_TAREA_
Contesta las siguientes preguntas según el texto sobre Damián:
(a) ¿Qué edad tiene la hija de Damián?
(b) ¿Cómo se llama la yegua que está en el corral?
(c) ¿De qué suele vivir Damián?

_TEXTO DEL EJERCICIO_

Damián nació y se crio en La Cachimba. Vive en un terreno que era de su padre, donde armó su rancho para vivir con su pareja y su hija, que tiene cuatro años. Al fondo hay un corral de chapas con una yegua de nombre Reina y dos cerdos, y los gallos, las gallinas y los patos circulan libres. Fiona, la perra que de chico le regalaron unos vecinos, lo acompaña a cada paso que da. Al costado del rancho y desde hace más de un año construye su casa con material. Se entusiasma cuando me cuenta cómo se la imagina terminada.
Le comento que los vecinos me han dicho que pocos se rebuscan como él. Sonríe y me cuenta que en esos días había trabajado de peluquero, allí en el patio, como mecánico y en la construcción. Sin embargo, suele vivir de recorrer las ferias de la zona y otros barrios para recoger las frutas y verduras que sobran. A veces los feriantes le guardan, y otras debe conformarse con lo que encuentra en la calle.

_DATOS PROPORCIONADOS_
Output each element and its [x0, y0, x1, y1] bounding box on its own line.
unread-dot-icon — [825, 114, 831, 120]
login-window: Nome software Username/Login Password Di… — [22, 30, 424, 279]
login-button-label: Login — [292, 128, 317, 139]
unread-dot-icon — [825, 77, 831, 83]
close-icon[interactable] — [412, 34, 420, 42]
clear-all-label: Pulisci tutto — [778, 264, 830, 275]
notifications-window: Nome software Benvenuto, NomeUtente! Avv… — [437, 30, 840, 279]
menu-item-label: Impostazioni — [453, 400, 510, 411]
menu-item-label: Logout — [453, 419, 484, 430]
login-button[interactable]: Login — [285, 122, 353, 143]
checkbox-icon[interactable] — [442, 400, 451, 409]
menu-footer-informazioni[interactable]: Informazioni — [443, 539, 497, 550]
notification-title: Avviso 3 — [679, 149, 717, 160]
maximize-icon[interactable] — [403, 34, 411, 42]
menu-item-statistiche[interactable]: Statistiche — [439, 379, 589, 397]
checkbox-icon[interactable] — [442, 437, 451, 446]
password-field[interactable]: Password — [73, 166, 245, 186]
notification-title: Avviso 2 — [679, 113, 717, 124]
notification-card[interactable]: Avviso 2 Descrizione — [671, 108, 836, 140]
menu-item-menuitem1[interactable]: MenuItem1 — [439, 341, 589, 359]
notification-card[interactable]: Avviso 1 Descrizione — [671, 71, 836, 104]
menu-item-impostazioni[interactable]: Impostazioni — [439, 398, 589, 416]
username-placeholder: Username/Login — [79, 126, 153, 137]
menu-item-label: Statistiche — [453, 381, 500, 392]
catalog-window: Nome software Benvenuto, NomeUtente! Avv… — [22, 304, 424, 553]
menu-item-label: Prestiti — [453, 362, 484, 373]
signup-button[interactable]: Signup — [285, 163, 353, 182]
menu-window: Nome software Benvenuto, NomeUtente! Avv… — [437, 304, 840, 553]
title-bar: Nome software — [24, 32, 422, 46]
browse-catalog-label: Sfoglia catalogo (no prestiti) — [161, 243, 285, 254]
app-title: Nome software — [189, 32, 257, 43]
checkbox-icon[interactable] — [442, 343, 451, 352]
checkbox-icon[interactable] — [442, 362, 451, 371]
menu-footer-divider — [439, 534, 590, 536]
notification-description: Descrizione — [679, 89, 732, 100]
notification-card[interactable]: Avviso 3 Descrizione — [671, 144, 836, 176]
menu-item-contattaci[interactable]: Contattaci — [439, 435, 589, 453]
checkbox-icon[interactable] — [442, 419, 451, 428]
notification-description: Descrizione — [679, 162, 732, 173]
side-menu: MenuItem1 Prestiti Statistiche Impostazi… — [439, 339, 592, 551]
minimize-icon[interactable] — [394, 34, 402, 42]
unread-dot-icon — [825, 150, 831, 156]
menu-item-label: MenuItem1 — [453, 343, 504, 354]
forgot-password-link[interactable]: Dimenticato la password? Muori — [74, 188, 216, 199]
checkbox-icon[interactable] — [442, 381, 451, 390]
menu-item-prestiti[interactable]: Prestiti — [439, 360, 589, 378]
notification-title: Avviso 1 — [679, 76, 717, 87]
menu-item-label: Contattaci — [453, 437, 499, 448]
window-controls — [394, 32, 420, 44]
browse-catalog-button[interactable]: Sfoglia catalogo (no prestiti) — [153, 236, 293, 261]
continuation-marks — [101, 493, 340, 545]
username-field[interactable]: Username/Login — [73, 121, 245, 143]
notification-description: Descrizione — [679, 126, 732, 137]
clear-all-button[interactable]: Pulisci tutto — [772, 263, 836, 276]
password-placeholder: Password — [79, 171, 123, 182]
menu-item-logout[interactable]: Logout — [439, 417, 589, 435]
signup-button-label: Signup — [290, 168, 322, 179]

_RESPUESTA_
(a) Tiene cuatro años.
(b) Se llama Reina.
(c) Suele vivir de recorrer las ferias de la zona y otros barrios para recoger las frutas y verduras que sobran.